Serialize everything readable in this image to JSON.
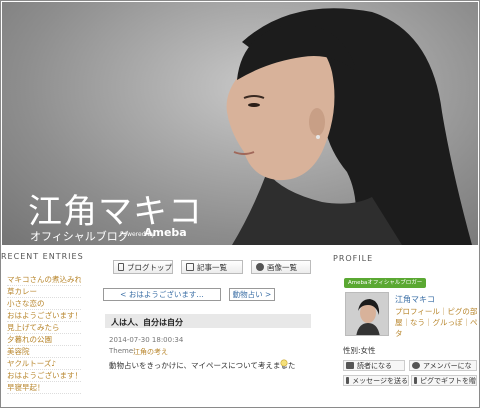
{
  "header": {
    "title": "江角マキコ",
    "subtitle": "オフィシャルブログ",
    "powered": "Powered by",
    "brand": "Ameba"
  },
  "left": {
    "section_title": "RECENT ENTRIES",
    "entries": [
      "マキコさんの煮込みれん",
      "草カレー",
      "小さな恋の",
      "おはようございます！",
      "見上げてみたら",
      "夕暮れの公園",
      "美容院",
      "ヤクルトーズ♪",
      "おはようございます！",
      "早寝早起！"
    ]
  },
  "toolbar": {
    "blog_top": "ブログトップ",
    "entry_list": "記事一覧",
    "image_list": "画像一覧"
  },
  "nav": {
    "prev": "< おはようございます…",
    "next": "動物占い >"
  },
  "entry": {
    "title": "人は人、自分は自分",
    "date": "2014-07-30 18:00:34",
    "theme_label": "Theme:",
    "theme": "江角の考え",
    "body": "動物占いをきっかけに、マイペースについて考えました"
  },
  "profile": {
    "section_title": "PROFILE",
    "badge": "Amebaオフィシャルブロガー",
    "name": "江角マキコ",
    "links": "プロフィール｜ピグの部屋｜なう｜グルっぽ｜ペタ",
    "gender": "性別:女性",
    "btn_reader": "読者になる",
    "btn_amember": "アメンバーにな",
    "btn_message": "メッセージを送る",
    "btn_gift": "ピグでギフトを贈"
  },
  "colors": {
    "link_gold": "#b8862c",
    "link_blue": "#3a6ea5",
    "badge_green": "#5aa832"
  }
}
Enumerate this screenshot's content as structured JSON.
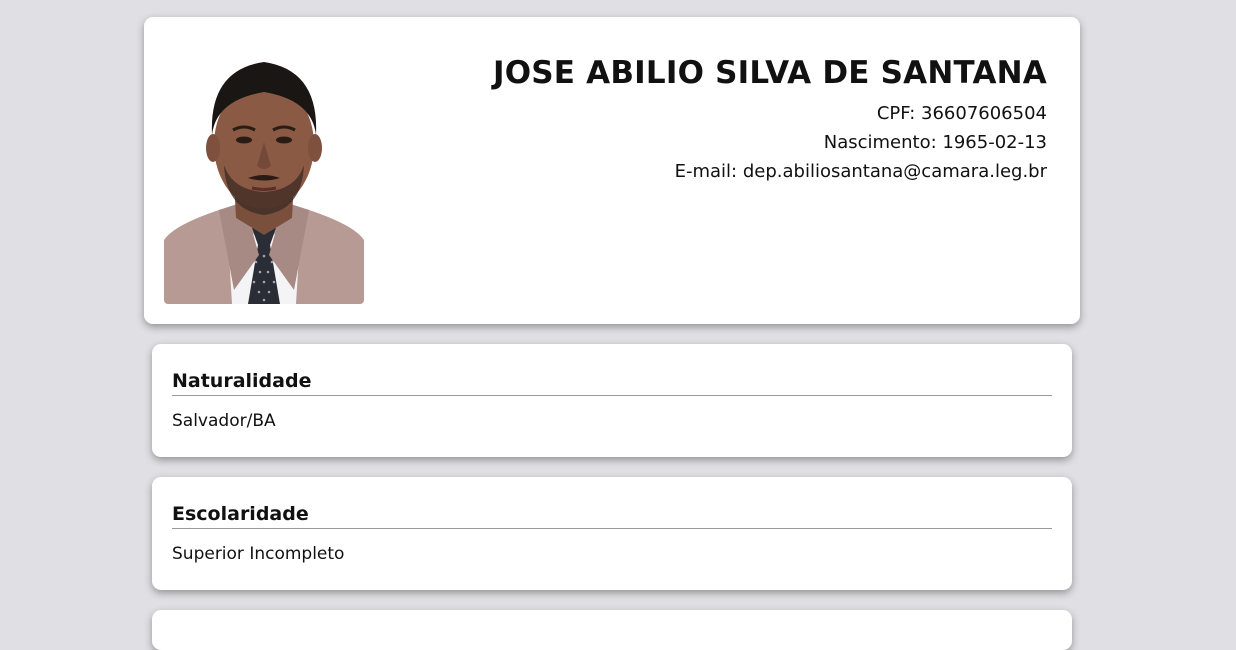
{
  "profile": {
    "name": "JOSE ABILIO SILVA DE SANTANA",
    "cpf_label": "CPF:",
    "cpf": "36607606504",
    "birth_label": "Nascimento:",
    "birth": "1965-02-13",
    "email_label": "E-mail:",
    "email": "dep.abiliosantana@camara.leg.br"
  },
  "cards": [
    {
      "title": "Naturalidade",
      "value": "Salvador/BA"
    },
    {
      "title": "Escolaridade",
      "value": "Superior Incompleto"
    }
  ]
}
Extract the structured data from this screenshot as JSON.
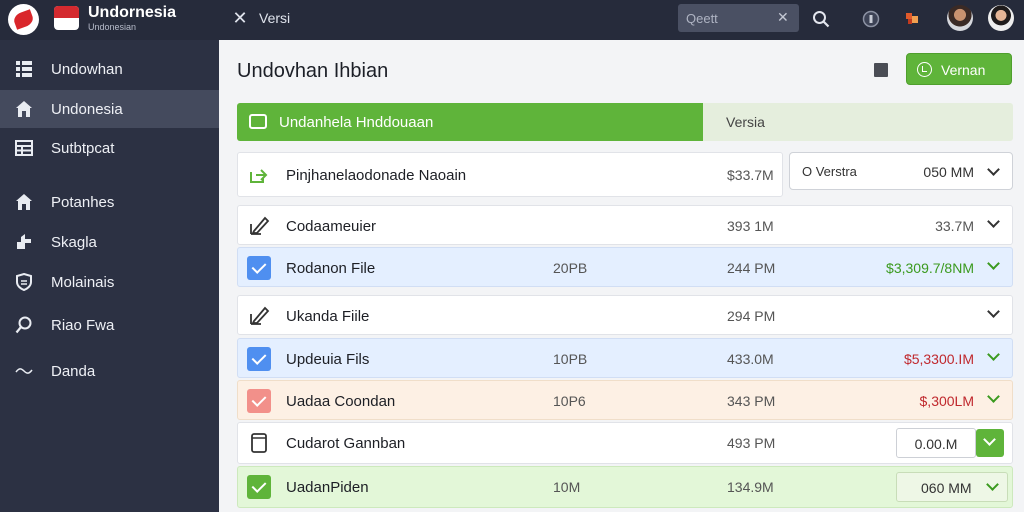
{
  "brand": {
    "title": "Undornesia",
    "subtitle": "Undonesian"
  },
  "topbar": {
    "title": "Versi",
    "search_placeholder": "Qeett"
  },
  "sidebar": {
    "items": [
      {
        "label": "Undowhan",
        "icon": "grid-icon"
      },
      {
        "label": "Undonesia",
        "icon": "home-icon",
        "active": true
      },
      {
        "label": "Sutbtpcat",
        "icon": "table-icon"
      },
      {
        "label": "Potanhes",
        "icon": "home-icon"
      },
      {
        "label": "Skagla",
        "icon": "share-icon"
      },
      {
        "label": "Molainais",
        "icon": "shield-icon"
      },
      {
        "label": "Riao Fwa",
        "icon": "search-icon"
      },
      {
        "label": "Danda",
        "icon": "wave-icon"
      }
    ]
  },
  "main": {
    "title": "Undovhan Ihbian",
    "primary_button": "Vernan",
    "banner": {
      "label": "Undanhela Hnddouaan",
      "right": "Versia",
      "progress": 0.6
    },
    "first_row": {
      "name": "Pinjhanelaodonade Naoain",
      "time": "$33.7M"
    },
    "select": {
      "label": "O Verstra",
      "value": "050 MM"
    },
    "rows": [
      {
        "name": "Codaameuier",
        "size": "",
        "time": "393 1M",
        "value": "33.7M"
      },
      {
        "name": "Rodanon File",
        "size": "20PB",
        "time": "244 PM",
        "value": "$3,309.7/8NM"
      },
      {
        "name": "Ukanda Fiile",
        "size": "",
        "time": "294 PM",
        "value": ""
      },
      {
        "name": "Updeuia Fils",
        "size": "10PB",
        "time": "433.0M",
        "value": "$5,3300.IM"
      },
      {
        "name": "Uadaa Coondan",
        "size": "10P6",
        "time": "343 PM",
        "value": "$,300LM"
      },
      {
        "name": "Cudarot Gannban",
        "size": "",
        "time": "493 PM",
        "value": "0.00.M"
      },
      {
        "name": "UadanPiden",
        "size": "10M",
        "time": "134.9M",
        "value": "060 MM"
      }
    ]
  },
  "colors": {
    "accent": "#5fb43a",
    "sidebar": "#2c3143",
    "topbar": "#262b3b",
    "blue": "#4f8ff0",
    "red": "#c0282d"
  }
}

EXERCISE TASK.
Set down the records in full and exactly. Do not carry over any image.

EXERCISE RESPONSE.
Serialize everything readable in this image to JSON.
{
  "header": {
    "title": "江角マキコ",
    "subtitle": "オフィシャルブログ",
    "powered": "Powered by",
    "brand": "Ameba"
  },
  "left": {
    "section_title": "RECENT ENTRIES",
    "entries": [
      "マキコさんの煮込みれん",
      "草カレー",
      "小さな恋の",
      "おはようございます！",
      "見上げてみたら",
      "夕暮れの公園",
      "美容院",
      "ヤクルトーズ♪",
      "おはようございます！",
      "早寝早起！"
    ]
  },
  "toolbar": {
    "blog_top": "ブログトップ",
    "entry_list": "記事一覧",
    "image_list": "画像一覧"
  },
  "nav": {
    "prev": "< おはようございます…",
    "next": "動物占い >"
  },
  "entry": {
    "title": "人は人、自分は自分",
    "date": "2014-07-30 18:00:34",
    "theme_label": "Theme:",
    "theme": "江角の考え",
    "body": "動物占いをきっかけに、マイペースについて考えました"
  },
  "profile": {
    "section_title": "PROFILE",
    "badge": "Amebaオフィシャルブロガー",
    "name": "江角マキコ",
    "links": "プロフィール｜ピグの部屋｜なう｜グルっぽ｜ペタ",
    "gender": "性別:女性",
    "btn_reader": "読者になる",
    "btn_amember": "アメンバーにな",
    "btn_message": "メッセージを送る",
    "btn_gift": "ピグでギフトを贈"
  },
  "colors": {
    "link_gold": "#b8862c",
    "link_blue": "#3a6ea5",
    "badge_green": "#5aa832"
  }
}
Enumerate this screenshot's content as structured JSON.
{
  "profile": {
    "name": "JOSE ABILIO SILVA DE SANTANA",
    "cpf_label": "CPF:",
    "cpf": "36607606504",
    "birth_label": "Nascimento:",
    "birth": "1965-02-13",
    "email_label": "E-mail:",
    "email": "dep.abiliosantana@camara.leg.br"
  },
  "cards": [
    {
      "title": "Naturalidade",
      "value": "Salvador/BA"
    },
    {
      "title": "Escolaridade",
      "value": "Superior Incompleto"
    }
  ]
}
Extract the structured data from this screenshot as JSON.
{
  "brand": {
    "title": "Undornesia",
    "subtitle": "Undonesian"
  },
  "topbar": {
    "title": "Versi",
    "search_placeholder": "Qeett"
  },
  "sidebar": {
    "items": [
      {
        "label": "Undowhan",
        "icon": "grid-icon"
      },
      {
        "label": "Undonesia",
        "icon": "home-icon",
        "active": true
      },
      {
        "label": "Sutbtpcat",
        "icon": "table-icon"
      },
      {
        "label": "Potanhes",
        "icon": "home-icon"
      },
      {
        "label": "Skagla",
        "icon": "share-icon"
      },
      {
        "label": "Molainais",
        "icon": "shield-icon"
      },
      {
        "label": "Riao Fwa",
        "icon": "search-icon"
      },
      {
        "label": "Danda",
        "icon": "wave-icon"
      }
    ]
  },
  "main": {
    "title": "Undovhan Ihbian",
    "primary_button": "Vernan",
    "banner": {
      "label": "Undanhela Hnddouaan",
      "right": "Versia",
      "progress": 0.6
    },
    "first_row": {
      "name": "Pinjhanelaodonade Naoain",
      "time": "$33.7M"
    },
    "select": {
      "label": "O Verstra",
      "value": "050 MM"
    },
    "rows": [
      {
        "name": "Codaameuier",
        "size": "",
        "time": "393 1M",
        "value": "33.7M"
      },
      {
        "name": "Rodanon File",
        "size": "20PB",
        "time": "244 PM",
        "value": "$3,309.7/8NM"
      },
      {
        "name": "Ukanda Fiile",
        "size": "",
        "time": "294 PM",
        "value": ""
      },
      {
        "name": "Updeuia Fils",
        "size": "10PB",
        "time": "433.0M",
        "value": "$5,3300.IM"
      },
      {
        "name": "Uadaa Coondan",
        "size": "10P6",
        "time": "343 PM",
        "value": "$,300LM"
      },
      {
        "name": "Cudarot Gannban",
        "size": "",
        "time": "493 PM",
        "value": "0.00.M"
      },
      {
        "name": "UadanPiden",
        "size": "10M",
        "time": "134.9M",
        "value": "060 MM"
      }
    ]
  },
  "colors": {
    "accent": "#5fb43a",
    "sidebar": "#2c3143",
    "topbar": "#262b3b",
    "blue": "#4f8ff0",
    "red": "#c0282d"
  }
}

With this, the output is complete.